Set task: Don't copy the pictures; return every other part of the records exactly.

Information given:
— begin —

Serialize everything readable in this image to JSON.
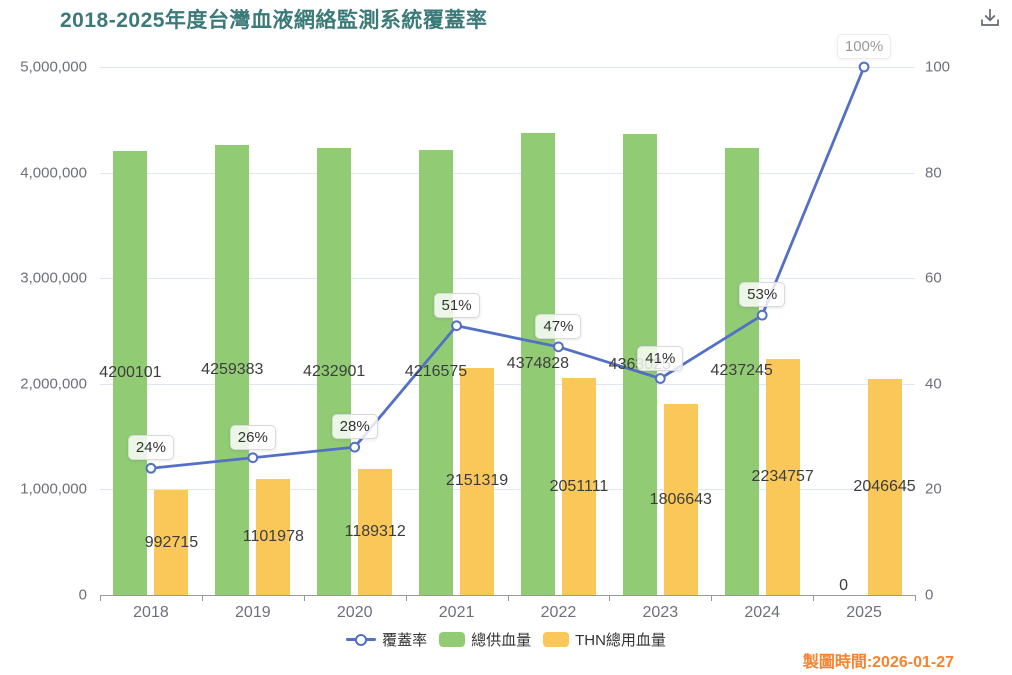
{
  "title": "2018-2025年度台灣血液網絡監測系統覆蓋率",
  "toolbar": {
    "download_tooltip": "下載"
  },
  "footer": {
    "timestamp": "製圖時間:2026-01-27"
  },
  "legend": [
    {
      "label": "覆蓋率",
      "type": "line",
      "color": "#5470c6"
    },
    {
      "label": "總供血量",
      "type": "bar",
      "color": "#91cc75"
    },
    {
      "label": "THN總用血量",
      "type": "bar",
      "color": "#fac858"
    }
  ],
  "colors": {
    "line_blue": "#5470c6",
    "bar_green": "#91cc75",
    "bar_yellow": "#fac858",
    "title_teal": "#3b7a79",
    "axis_text": "#6e7079",
    "timestamp_orange": "#f9822e"
  },
  "chart_data": {
    "type": "bar",
    "subtype": "grouped bars with overlay line (dual axis)",
    "title": "2018-2025年度台灣血液網絡監測系統覆蓋率",
    "categories": [
      "2018",
      "2019",
      "2020",
      "2021",
      "2022",
      "2023",
      "2024",
      "2025"
    ],
    "series": [
      {
        "name": "總供血量",
        "type": "bar",
        "axis": "left",
        "color": "#91cc75",
        "values": [
          4200101,
          4259383,
          4232901,
          4216575,
          4374828,
          4363025,
          4237245,
          0
        ]
      },
      {
        "name": "THN總用血量",
        "type": "bar",
        "axis": "left",
        "color": "#fac858",
        "values": [
          992715,
          1101978,
          1189312,
          2151319,
          2051111,
          1806643,
          2234757,
          2046645
        ]
      },
      {
        "name": "覆蓋率",
        "type": "line",
        "axis": "right",
        "color": "#5470c6",
        "values": [
          24,
          26,
          28,
          51,
          47,
          41,
          53,
          100
        ],
        "labels": [
          "24%",
          "26%",
          "28%",
          "51%",
          "47%",
          "41%",
          "53%",
          "100%"
        ]
      }
    ],
    "left_axis": {
      "min": 0,
      "max": 5000000,
      "ticks": [
        "0",
        "1,000,000",
        "2,000,000",
        "3,000,000",
        "4,000,000",
        "5,000,000"
      ]
    },
    "right_axis": {
      "min": 0,
      "max": 100,
      "ticks": [
        "0",
        "20",
        "40",
        "60",
        "80",
        "100"
      ]
    },
    "grid": true,
    "legend_position": "bottom"
  }
}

— end —

Solution:
Serialize everything readable in this image to JSON.
{
  "title": "2018-2025年度台灣血液網絡監測系統覆蓋率",
  "toolbar": {
    "download_tooltip": "下載"
  },
  "footer": {
    "timestamp": "製圖時間:2026-01-27"
  },
  "legend": [
    {
      "label": "覆蓋率",
      "type": "line",
      "color": "#5470c6"
    },
    {
      "label": "總供血量",
      "type": "bar",
      "color": "#91cc75"
    },
    {
      "label": "THN總用血量",
      "type": "bar",
      "color": "#fac858"
    }
  ],
  "colors": {
    "line_blue": "#5470c6",
    "bar_green": "#91cc75",
    "bar_yellow": "#fac858",
    "title_teal": "#3b7a79",
    "axis_text": "#6e7079",
    "timestamp_orange": "#f9822e"
  },
  "chart_data": {
    "type": "bar",
    "subtype": "grouped bars with overlay line (dual axis)",
    "title": "2018-2025年度台灣血液網絡監測系統覆蓋率",
    "categories": [
      "2018",
      "2019",
      "2020",
      "2021",
      "2022",
      "2023",
      "2024",
      "2025"
    ],
    "series": [
      {
        "name": "總供血量",
        "type": "bar",
        "axis": "left",
        "color": "#91cc75",
        "values": [
          4200101,
          4259383,
          4232901,
          4216575,
          4374828,
          4363025,
          4237245,
          0
        ]
      },
      {
        "name": "THN總用血量",
        "type": "bar",
        "axis": "left",
        "color": "#fac858",
        "values": [
          992715,
          1101978,
          1189312,
          2151319,
          2051111,
          1806643,
          2234757,
          2046645
        ]
      },
      {
        "name": "覆蓋率",
        "type": "line",
        "axis": "right",
        "color": "#5470c6",
        "values": [
          24,
          26,
          28,
          51,
          47,
          41,
          53,
          100
        ],
        "labels": [
          "24%",
          "26%",
          "28%",
          "51%",
          "47%",
          "41%",
          "53%",
          "100%"
        ]
      }
    ],
    "left_axis": {
      "min": 0,
      "max": 5000000,
      "ticks": [
        "0",
        "1,000,000",
        "2,000,000",
        "3,000,000",
        "4,000,000",
        "5,000,000"
      ]
    },
    "right_axis": {
      "min": 0,
      "max": 100,
      "ticks": [
        "0",
        "20",
        "40",
        "60",
        "80",
        "100"
      ]
    },
    "grid": true,
    "legend_position": "bottom"
  }
}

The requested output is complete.